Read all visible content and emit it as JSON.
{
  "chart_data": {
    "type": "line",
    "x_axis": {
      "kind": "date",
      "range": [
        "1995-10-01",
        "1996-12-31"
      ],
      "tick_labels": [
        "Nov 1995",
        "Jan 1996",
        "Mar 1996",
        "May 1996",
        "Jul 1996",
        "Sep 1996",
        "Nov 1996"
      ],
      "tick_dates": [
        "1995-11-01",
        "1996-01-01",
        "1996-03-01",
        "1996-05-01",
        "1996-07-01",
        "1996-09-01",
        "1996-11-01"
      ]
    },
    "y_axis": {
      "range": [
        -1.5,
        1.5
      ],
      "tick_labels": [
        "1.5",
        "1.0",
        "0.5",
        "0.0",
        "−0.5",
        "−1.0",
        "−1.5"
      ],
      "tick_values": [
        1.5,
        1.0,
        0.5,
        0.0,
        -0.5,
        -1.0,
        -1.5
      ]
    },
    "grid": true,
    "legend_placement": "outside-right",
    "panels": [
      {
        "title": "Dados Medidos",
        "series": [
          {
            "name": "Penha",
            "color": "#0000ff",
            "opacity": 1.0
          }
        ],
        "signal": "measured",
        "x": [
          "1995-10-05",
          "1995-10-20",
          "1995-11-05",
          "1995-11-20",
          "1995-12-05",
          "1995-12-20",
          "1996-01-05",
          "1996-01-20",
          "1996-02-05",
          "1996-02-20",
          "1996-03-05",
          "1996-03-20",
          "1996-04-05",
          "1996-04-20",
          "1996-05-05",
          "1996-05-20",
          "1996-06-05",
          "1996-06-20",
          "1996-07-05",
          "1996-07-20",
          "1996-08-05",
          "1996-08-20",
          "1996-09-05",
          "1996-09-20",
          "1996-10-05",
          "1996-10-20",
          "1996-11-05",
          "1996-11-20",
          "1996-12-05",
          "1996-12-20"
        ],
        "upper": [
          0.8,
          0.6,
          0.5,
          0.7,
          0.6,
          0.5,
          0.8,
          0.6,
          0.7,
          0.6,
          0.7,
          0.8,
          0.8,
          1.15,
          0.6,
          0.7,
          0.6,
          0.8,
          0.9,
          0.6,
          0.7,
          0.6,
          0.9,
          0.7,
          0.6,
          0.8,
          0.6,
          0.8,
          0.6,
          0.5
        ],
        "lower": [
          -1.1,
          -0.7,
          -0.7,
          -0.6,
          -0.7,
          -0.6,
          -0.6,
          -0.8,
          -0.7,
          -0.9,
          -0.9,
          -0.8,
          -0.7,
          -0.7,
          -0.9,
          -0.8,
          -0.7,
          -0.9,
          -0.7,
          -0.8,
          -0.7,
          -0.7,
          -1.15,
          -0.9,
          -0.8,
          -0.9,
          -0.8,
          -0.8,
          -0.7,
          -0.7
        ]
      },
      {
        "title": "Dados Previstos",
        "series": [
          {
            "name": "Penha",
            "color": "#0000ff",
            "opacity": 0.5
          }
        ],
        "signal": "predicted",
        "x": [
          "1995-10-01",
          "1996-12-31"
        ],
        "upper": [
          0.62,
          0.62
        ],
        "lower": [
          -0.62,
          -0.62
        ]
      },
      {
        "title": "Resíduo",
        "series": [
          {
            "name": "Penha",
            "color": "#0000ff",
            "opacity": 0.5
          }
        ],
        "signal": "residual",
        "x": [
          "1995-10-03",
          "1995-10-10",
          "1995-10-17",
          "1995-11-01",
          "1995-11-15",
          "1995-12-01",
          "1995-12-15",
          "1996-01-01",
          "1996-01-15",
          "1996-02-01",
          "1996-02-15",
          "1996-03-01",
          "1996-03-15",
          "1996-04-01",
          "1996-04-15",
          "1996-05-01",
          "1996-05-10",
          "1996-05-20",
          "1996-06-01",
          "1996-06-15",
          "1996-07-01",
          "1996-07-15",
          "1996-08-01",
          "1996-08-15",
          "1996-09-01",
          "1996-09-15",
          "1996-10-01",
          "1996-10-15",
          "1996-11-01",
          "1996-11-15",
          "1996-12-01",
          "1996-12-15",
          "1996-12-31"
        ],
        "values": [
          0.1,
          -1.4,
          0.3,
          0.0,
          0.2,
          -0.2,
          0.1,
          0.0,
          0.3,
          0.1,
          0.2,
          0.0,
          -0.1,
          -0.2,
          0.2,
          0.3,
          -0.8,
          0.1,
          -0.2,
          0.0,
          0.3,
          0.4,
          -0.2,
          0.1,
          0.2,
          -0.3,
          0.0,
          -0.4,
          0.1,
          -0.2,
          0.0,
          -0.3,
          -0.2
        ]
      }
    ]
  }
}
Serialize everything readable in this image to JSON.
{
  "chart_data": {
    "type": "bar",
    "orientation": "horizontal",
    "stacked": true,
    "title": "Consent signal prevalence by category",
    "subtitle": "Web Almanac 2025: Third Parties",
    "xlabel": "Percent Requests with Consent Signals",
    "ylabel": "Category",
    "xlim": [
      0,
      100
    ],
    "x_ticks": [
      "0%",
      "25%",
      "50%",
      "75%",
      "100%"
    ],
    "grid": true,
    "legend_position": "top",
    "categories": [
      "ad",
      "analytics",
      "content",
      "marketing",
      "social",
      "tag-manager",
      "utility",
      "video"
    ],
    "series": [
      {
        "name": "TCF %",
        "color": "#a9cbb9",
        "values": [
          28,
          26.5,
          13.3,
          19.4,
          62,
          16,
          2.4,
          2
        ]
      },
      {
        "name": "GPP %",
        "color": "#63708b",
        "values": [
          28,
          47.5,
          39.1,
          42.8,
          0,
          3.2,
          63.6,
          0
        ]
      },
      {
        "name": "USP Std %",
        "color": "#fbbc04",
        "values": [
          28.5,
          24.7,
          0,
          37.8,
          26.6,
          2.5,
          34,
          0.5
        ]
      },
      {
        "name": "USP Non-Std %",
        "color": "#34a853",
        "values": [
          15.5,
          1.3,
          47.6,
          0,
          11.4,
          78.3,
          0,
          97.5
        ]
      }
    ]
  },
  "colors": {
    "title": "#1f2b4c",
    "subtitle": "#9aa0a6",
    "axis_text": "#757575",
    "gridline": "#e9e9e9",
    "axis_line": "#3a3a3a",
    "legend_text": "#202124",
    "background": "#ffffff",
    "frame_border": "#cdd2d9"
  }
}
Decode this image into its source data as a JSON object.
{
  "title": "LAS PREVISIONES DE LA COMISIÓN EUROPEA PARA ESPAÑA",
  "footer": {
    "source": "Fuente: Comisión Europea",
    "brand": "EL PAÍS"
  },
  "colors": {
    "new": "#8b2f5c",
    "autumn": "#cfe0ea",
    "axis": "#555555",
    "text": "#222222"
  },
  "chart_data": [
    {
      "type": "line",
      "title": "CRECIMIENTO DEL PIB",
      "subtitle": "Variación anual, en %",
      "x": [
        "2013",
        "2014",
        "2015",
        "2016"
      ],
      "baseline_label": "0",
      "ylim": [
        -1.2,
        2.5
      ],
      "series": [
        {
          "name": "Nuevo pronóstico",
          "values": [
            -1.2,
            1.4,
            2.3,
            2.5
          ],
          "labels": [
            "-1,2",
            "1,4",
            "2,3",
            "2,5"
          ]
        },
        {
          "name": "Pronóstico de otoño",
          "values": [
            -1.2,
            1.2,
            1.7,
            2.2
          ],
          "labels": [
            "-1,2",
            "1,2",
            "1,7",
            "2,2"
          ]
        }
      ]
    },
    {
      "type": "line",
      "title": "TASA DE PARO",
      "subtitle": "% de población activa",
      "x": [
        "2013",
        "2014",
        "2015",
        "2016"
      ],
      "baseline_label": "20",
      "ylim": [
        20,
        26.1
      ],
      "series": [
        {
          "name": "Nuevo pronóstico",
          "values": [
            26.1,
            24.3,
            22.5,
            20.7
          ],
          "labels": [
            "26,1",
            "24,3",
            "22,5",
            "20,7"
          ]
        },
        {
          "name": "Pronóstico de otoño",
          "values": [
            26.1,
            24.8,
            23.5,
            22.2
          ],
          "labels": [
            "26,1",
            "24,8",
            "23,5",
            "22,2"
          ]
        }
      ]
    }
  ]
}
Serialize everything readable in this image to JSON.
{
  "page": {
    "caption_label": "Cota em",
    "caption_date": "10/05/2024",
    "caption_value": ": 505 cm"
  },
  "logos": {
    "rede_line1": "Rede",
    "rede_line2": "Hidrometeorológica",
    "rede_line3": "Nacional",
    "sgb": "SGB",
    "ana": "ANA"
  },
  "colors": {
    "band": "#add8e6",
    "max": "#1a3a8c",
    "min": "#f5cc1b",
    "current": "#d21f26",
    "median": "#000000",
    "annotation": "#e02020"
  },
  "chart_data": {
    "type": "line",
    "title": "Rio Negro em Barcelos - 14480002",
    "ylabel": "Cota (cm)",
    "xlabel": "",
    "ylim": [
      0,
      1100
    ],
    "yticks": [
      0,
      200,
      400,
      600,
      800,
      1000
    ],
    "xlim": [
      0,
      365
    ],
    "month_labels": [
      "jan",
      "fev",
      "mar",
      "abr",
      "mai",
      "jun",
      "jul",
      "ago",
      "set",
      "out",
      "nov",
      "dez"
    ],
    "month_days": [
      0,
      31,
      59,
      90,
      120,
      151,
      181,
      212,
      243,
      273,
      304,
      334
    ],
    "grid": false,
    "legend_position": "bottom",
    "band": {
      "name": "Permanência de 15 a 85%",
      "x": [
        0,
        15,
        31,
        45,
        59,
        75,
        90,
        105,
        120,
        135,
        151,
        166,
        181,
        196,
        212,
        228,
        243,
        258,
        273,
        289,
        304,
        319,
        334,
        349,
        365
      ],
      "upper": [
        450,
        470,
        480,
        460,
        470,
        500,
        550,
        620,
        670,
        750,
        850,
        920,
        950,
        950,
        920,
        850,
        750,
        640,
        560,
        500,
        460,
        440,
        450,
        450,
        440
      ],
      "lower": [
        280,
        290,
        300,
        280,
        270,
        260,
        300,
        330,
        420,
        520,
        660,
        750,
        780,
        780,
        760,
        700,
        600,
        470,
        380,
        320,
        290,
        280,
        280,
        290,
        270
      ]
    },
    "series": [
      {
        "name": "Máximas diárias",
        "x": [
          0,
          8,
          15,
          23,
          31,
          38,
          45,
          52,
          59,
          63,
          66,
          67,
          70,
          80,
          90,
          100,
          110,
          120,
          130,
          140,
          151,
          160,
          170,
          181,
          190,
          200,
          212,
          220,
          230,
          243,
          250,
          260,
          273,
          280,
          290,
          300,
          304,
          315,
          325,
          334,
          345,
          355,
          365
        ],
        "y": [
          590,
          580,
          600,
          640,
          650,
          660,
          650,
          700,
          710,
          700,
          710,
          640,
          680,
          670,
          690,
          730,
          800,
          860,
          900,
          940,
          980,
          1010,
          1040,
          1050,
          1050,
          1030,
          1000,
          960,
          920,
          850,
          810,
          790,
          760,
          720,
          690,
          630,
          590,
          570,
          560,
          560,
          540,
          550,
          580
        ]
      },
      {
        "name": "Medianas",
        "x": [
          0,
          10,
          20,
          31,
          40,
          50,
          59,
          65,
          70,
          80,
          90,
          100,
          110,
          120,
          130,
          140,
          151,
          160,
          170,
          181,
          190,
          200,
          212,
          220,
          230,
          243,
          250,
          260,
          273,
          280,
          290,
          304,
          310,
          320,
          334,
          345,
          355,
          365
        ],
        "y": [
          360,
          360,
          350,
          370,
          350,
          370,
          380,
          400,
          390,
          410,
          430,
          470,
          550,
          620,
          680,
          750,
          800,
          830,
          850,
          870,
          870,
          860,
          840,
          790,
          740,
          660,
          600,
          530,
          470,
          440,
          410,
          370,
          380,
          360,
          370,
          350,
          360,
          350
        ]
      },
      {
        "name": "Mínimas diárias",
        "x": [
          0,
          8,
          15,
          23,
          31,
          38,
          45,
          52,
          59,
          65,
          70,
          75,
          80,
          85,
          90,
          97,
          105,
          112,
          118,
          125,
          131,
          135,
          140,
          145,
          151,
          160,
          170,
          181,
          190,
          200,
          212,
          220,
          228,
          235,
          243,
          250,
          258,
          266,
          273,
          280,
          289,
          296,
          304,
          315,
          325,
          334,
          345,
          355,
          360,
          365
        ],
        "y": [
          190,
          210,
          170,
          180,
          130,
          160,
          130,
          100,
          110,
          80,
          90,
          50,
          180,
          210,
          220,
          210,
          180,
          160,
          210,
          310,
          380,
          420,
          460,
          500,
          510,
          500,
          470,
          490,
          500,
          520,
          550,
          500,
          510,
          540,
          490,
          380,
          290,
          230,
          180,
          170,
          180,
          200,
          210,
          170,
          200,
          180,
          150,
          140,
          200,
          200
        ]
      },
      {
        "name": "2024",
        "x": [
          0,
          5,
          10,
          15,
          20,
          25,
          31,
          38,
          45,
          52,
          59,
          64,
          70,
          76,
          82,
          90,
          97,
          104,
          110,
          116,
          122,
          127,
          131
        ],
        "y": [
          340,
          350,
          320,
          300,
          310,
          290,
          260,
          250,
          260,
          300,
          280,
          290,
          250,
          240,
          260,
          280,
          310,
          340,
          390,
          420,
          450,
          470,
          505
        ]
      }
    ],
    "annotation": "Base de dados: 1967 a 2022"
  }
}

· · · · · · ·

**WORK TO COMPLETE**
Copy each line above containing the string "xlabel".

**IN RESPONSE**
    "xlabel": "Percent Requests with Consent Signals",
    "xlabel": "",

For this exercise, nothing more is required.